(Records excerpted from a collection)
****************************************
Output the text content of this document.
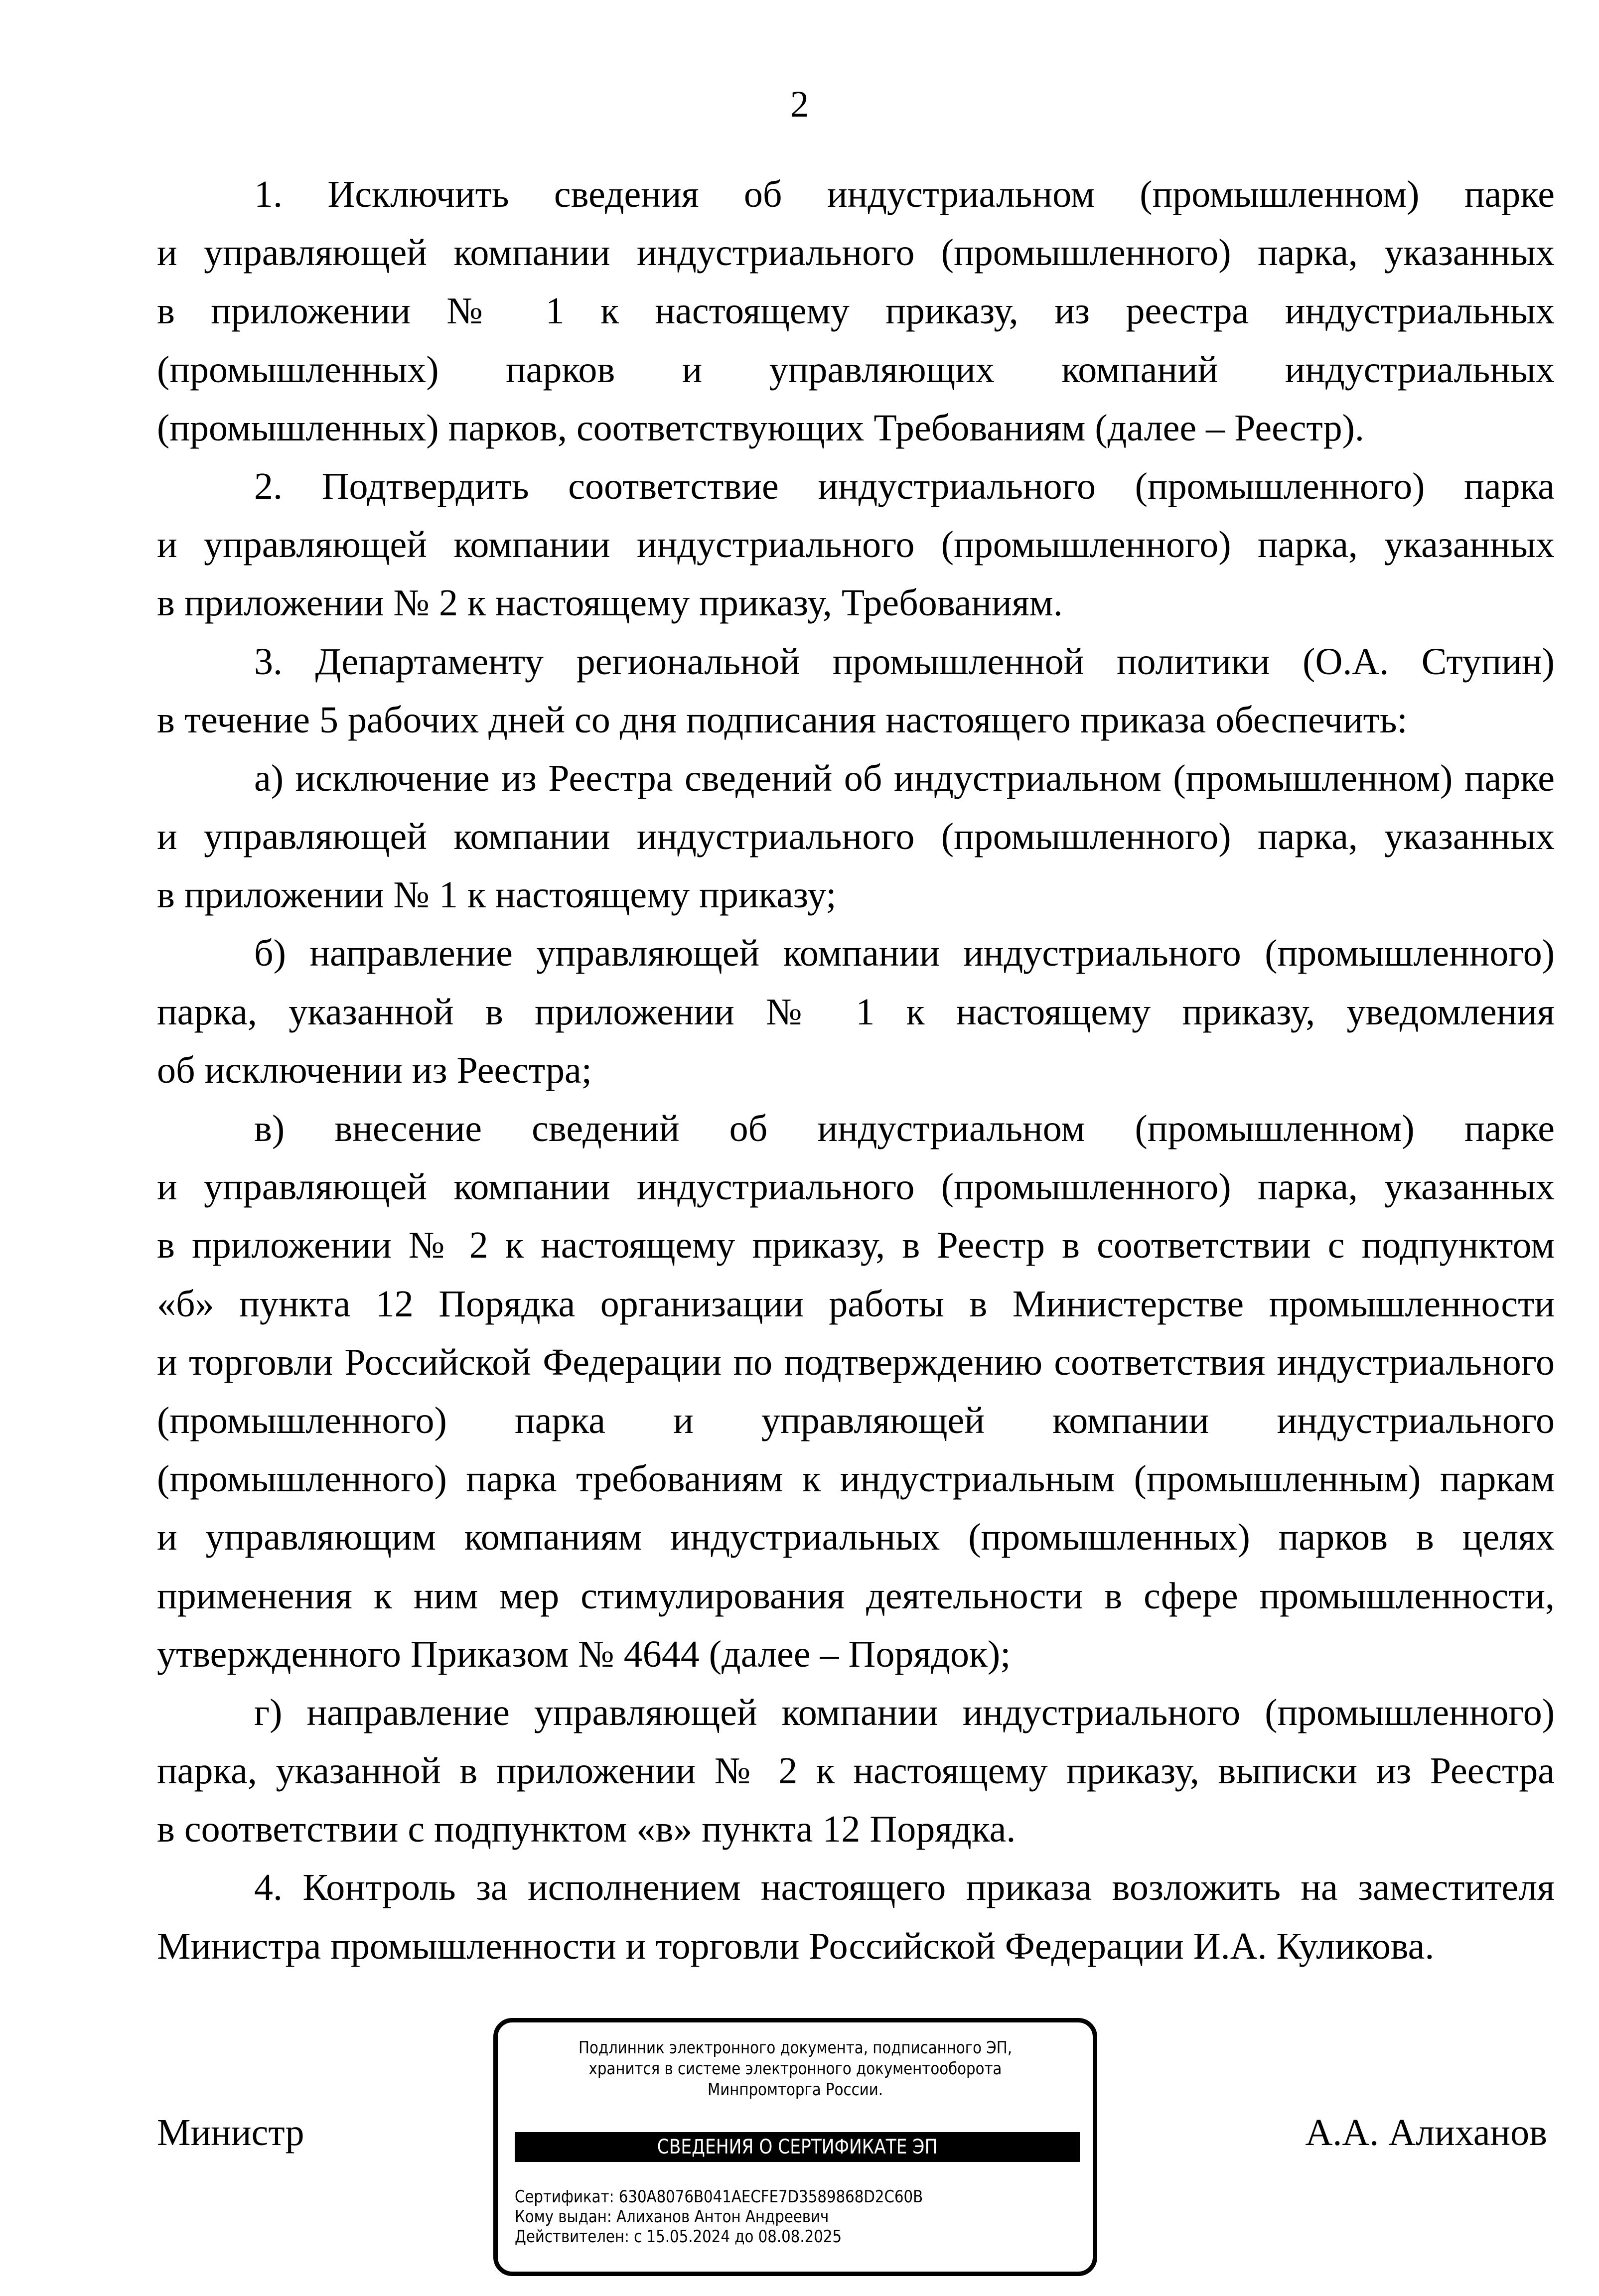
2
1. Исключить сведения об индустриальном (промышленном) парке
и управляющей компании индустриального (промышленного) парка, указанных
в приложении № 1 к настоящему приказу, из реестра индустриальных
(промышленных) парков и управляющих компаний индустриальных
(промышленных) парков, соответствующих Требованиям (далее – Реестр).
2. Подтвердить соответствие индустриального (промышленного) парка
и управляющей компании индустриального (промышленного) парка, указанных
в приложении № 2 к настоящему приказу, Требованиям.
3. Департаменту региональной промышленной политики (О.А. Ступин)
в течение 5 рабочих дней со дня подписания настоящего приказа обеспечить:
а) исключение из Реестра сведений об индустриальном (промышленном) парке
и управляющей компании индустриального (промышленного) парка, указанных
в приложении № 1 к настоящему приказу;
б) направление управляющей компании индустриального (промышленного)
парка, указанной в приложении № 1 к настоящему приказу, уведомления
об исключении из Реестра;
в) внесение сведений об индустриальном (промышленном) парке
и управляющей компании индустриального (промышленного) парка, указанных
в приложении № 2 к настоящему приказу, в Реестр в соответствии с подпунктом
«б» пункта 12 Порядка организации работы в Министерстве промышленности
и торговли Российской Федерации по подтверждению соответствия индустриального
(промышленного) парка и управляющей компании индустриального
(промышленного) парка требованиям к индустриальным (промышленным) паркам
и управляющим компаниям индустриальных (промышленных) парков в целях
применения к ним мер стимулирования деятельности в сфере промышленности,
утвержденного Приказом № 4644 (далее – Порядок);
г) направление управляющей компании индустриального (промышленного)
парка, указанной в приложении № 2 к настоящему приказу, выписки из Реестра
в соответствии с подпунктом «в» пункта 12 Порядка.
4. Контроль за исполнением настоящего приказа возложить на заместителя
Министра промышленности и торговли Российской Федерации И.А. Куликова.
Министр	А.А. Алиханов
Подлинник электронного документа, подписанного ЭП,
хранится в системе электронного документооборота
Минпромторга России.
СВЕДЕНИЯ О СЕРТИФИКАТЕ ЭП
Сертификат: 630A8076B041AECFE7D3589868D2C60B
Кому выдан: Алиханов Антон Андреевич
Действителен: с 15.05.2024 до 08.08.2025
****************************************
:: WHAT IS BEING ASKED ::
Return the listing above in full and without alteration, excluding its pictures.

:: OUTPUT OF THE TASK ::
Output the text content of this document.
2
1. Исключить сведения об индустриальном (промышленном) парке
и управляющей компании индустриального (промышленного) парка, указанных
в приложении № 1 к настоящему приказу, из реестра индустриальных
(промышленных) парков и управляющих компаний индустриальных
(промышленных) парков, соответствующих Требованиям (далее – Реестр).
2. Подтвердить соответствие индустриального (промышленного) парка
и управляющей компании индустриального (промышленного) парка, указанных
в приложении № 2 к настоящему приказу, Требованиям.
3. Департаменту региональной промышленной политики (О.А. Ступин)
в течение 5 рабочих дней со дня подписания настоящего приказа обеспечить:
а) исключение из Реестра сведений об индустриальном (промышленном) парке
и управляющей компании индустриального (промышленного) парка, указанных
в приложении № 1 к настоящему приказу;
б) направление управляющей компании индустриального (промышленного)
парка, указанной в приложении № 1 к настоящему приказу, уведомления
об исключении из Реестра;
в) внесение сведений об индустриальном (промышленном) парке
и управляющей компании индустриального (промышленного) парка, указанных
в приложении № 2 к настоящему приказу, в Реестр в соответствии с подпунктом
«б» пункта 12 Порядка организации работы в Министерстве промышленности
и торговли Российской Федерации по подтверждению соответствия индустриального
(промышленного) парка и управляющей компании индустриального
(промышленного) парка требованиям к индустриальным (промышленным) паркам
и управляющим компаниям индустриальных (промышленных) парков в целях
применения к ним мер стимулирования деятельности в сфере промышленности,
утвержденного Приказом № 4644 (далее – Порядок);
г) направление управляющей компании индустриального (промышленного)
парка, указанной в приложении № 2 к настоящему приказу, выписки из Реестра
в соответствии с подпунктом «в» пункта 12 Порядка.
4. Контроль за исполнением настоящего приказа возложить на заместителя
Министра промышленности и торговли Российской Федерации И.А. Куликова.
Министр	А.А. Алиханов
Подлинник электронного документа, подписанного ЭП,
хранится в системе электронного документооборота
Минпромторга России.
СВЕДЕНИЯ О СЕРТИФИКАТЕ ЭП
Сертификат: 630A8076B041AECFE7D3589868D2C60B
Кому выдан: Алиханов Антон Андреевич
Действителен: с 15.05.2024 до 08.08.2025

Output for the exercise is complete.